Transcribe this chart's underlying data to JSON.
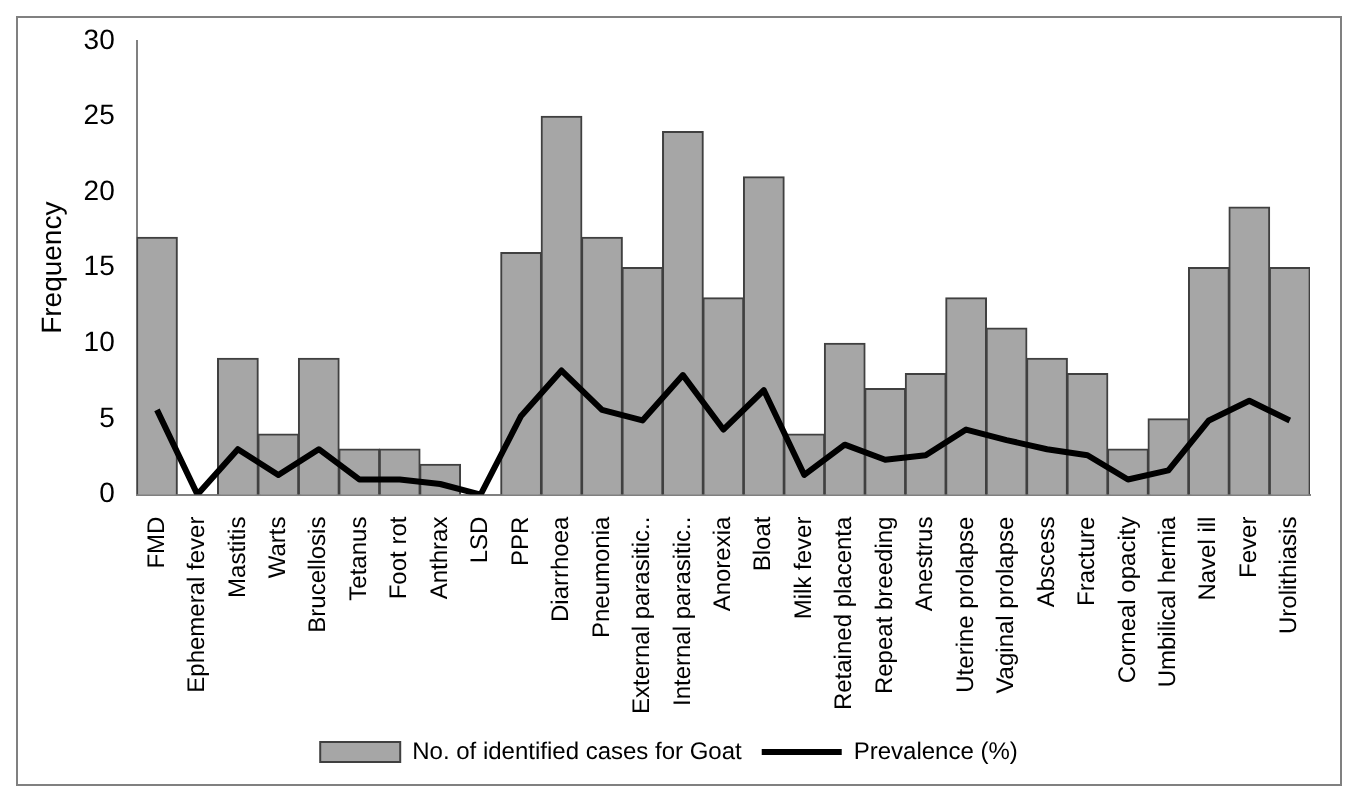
{
  "chart_data": {
    "type": "bar",
    "ylabel": "Frequency",
    "categories": [
      "FMD",
      "Ephemeral fever",
      "Mastitis",
      "Warts",
      "Brucellosis",
      "Tetanus",
      "Foot rot",
      "Anthrax",
      "LSD",
      "PPR",
      "Diarrhoea",
      "Pneumonia",
      "External parasitic..",
      "Internal parasitic..",
      "Anorexia",
      "Bloat",
      "Milk fever",
      "Retained placenta",
      "Repeat breeding",
      "Anestrus",
      "Uterine prolapse",
      "Vaginal prolapse",
      "Abscess",
      "Fracture",
      "Corneal opacity",
      "Umbilical hernia",
      "Navel ill",
      "Fever",
      "Urolithiasis"
    ],
    "series": [
      {
        "name": "No. of identified cases for Goat",
        "color": "#a6a6a6",
        "values": [
          17,
          0,
          9,
          4,
          9,
          3,
          3,
          2,
          0,
          16,
          25,
          17,
          15,
          24,
          13,
          21,
          4,
          10,
          7,
          8,
          13,
          11,
          9,
          8,
          3,
          5,
          15,
          19,
          15
        ]
      },
      {
        "name": "Prevalence (%)",
        "type": "line",
        "color": "#000000",
        "values": [
          5.6,
          0,
          3.0,
          1.3,
          3.0,
          1.0,
          1.0,
          0.7,
          0,
          5.2,
          8.2,
          5.6,
          4.9,
          7.9,
          4.3,
          6.9,
          1.3,
          3.3,
          2.3,
          2.6,
          4.3,
          3.6,
          3.0,
          2.6,
          1.0,
          1.6,
          4.9,
          6.2,
          4.9
        ]
      }
    ],
    "ylim": [
      0,
      30
    ],
    "yticks": [
      0,
      5,
      10,
      15,
      20,
      25,
      30
    ],
    "grid": false,
    "legend": "bottom",
    "marker": "none",
    "line_style": "solid"
  }
}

* * * * * * * * *

_EXERCISE BRIEF_. Every record above should come back exactly, but without its pictures.

_EXERCISE SOLUTION_.
Transcribe this chart's underlying data to JSON.
{
  "chart_data": {
    "type": "bar",
    "ylabel": "Frequency",
    "categories": [
      "FMD",
      "Ephemeral fever",
      "Mastitis",
      "Warts",
      "Brucellosis",
      "Tetanus",
      "Foot rot",
      "Anthrax",
      "LSD",
      "PPR",
      "Diarrhoea",
      "Pneumonia",
      "External parasitic..",
      "Internal parasitic..",
      "Anorexia",
      "Bloat",
      "Milk fever",
      "Retained placenta",
      "Repeat breeding",
      "Anestrus",
      "Uterine prolapse",
      "Vaginal prolapse",
      "Abscess",
      "Fracture",
      "Corneal opacity",
      "Umbilical hernia",
      "Navel ill",
      "Fever",
      "Urolithiasis"
    ],
    "series": [
      {
        "name": "No. of identified cases for Goat",
        "color": "#a6a6a6",
        "values": [
          17,
          0,
          9,
          4,
          9,
          3,
          3,
          2,
          0,
          16,
          25,
          17,
          15,
          24,
          13,
          21,
          4,
          10,
          7,
          8,
          13,
          11,
          9,
          8,
          3,
          5,
          15,
          19,
          15
        ]
      },
      {
        "name": "Prevalence (%)",
        "type": "line",
        "color": "#000000",
        "values": [
          5.6,
          0,
          3.0,
          1.3,
          3.0,
          1.0,
          1.0,
          0.7,
          0,
          5.2,
          8.2,
          5.6,
          4.9,
          7.9,
          4.3,
          6.9,
          1.3,
          3.3,
          2.3,
          2.6,
          4.3,
          3.6,
          3.0,
          2.6,
          1.0,
          1.6,
          4.9,
          6.2,
          4.9
        ]
      }
    ],
    "ylim": [
      0,
      30
    ],
    "yticks": [
      0,
      5,
      10,
      15,
      20,
      25,
      30
    ],
    "grid": false,
    "legend": "bottom",
    "marker": "none",
    "line_style": "solid"
  }
}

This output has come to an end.